Problem details: Pull out each line of the items below that contains the word "region". Treat uppercase and lowercase letters as different.

++++

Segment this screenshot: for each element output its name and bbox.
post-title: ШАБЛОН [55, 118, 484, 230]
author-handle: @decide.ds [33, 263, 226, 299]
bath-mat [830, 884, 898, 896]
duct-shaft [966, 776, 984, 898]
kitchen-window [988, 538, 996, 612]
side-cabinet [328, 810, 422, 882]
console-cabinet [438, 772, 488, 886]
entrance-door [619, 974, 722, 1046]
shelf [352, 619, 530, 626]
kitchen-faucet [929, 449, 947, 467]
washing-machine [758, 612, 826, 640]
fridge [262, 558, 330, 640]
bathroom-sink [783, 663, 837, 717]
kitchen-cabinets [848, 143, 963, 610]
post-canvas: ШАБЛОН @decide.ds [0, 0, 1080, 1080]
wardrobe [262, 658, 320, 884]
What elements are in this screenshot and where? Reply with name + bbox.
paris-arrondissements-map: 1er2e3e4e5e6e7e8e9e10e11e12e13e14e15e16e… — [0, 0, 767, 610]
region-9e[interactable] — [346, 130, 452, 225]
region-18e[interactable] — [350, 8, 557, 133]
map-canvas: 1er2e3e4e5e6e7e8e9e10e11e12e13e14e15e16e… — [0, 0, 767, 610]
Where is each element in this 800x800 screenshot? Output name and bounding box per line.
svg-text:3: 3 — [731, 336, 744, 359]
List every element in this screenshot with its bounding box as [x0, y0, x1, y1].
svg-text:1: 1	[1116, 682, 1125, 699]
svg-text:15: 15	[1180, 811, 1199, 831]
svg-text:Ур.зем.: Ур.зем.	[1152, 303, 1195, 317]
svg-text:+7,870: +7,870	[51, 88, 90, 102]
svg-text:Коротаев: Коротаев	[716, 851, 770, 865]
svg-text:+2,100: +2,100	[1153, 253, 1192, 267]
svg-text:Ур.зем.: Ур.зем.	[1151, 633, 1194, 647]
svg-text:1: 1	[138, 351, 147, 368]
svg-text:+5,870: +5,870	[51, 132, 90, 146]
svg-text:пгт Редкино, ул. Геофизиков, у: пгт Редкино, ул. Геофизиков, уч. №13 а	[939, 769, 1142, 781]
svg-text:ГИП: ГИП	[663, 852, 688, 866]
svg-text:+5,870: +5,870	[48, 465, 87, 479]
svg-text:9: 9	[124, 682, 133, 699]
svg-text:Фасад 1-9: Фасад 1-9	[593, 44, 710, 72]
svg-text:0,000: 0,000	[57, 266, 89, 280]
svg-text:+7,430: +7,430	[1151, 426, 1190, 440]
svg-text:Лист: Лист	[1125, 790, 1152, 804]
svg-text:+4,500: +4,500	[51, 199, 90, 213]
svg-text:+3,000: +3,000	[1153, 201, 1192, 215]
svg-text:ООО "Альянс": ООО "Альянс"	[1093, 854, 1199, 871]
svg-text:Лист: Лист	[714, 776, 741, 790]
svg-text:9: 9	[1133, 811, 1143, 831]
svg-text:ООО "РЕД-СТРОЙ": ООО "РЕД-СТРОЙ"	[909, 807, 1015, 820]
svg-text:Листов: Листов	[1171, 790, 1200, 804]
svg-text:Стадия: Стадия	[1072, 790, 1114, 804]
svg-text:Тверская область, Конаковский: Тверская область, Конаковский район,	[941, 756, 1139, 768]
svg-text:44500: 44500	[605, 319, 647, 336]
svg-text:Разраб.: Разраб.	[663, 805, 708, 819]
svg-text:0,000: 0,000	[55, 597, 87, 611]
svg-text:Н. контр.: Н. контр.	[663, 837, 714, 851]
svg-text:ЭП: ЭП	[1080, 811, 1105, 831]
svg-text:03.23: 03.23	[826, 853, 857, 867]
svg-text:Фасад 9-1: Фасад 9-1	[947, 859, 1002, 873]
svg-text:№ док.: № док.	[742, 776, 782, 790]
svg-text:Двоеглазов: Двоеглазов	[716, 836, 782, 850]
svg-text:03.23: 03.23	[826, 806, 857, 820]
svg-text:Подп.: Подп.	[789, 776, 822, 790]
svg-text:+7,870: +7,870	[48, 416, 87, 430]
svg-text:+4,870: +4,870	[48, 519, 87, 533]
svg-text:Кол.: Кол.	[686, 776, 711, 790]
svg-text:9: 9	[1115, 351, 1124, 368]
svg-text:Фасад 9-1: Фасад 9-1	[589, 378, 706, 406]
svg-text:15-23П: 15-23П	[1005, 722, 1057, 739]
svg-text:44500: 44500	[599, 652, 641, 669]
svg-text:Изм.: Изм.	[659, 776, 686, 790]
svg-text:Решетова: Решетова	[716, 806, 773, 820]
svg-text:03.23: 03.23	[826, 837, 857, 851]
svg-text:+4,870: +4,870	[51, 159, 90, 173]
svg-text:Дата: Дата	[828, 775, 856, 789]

++++

Correct answer:
region-9e[interactable] — [346, 130, 452, 225]
region-18e[interactable] — [350, 8, 557, 133]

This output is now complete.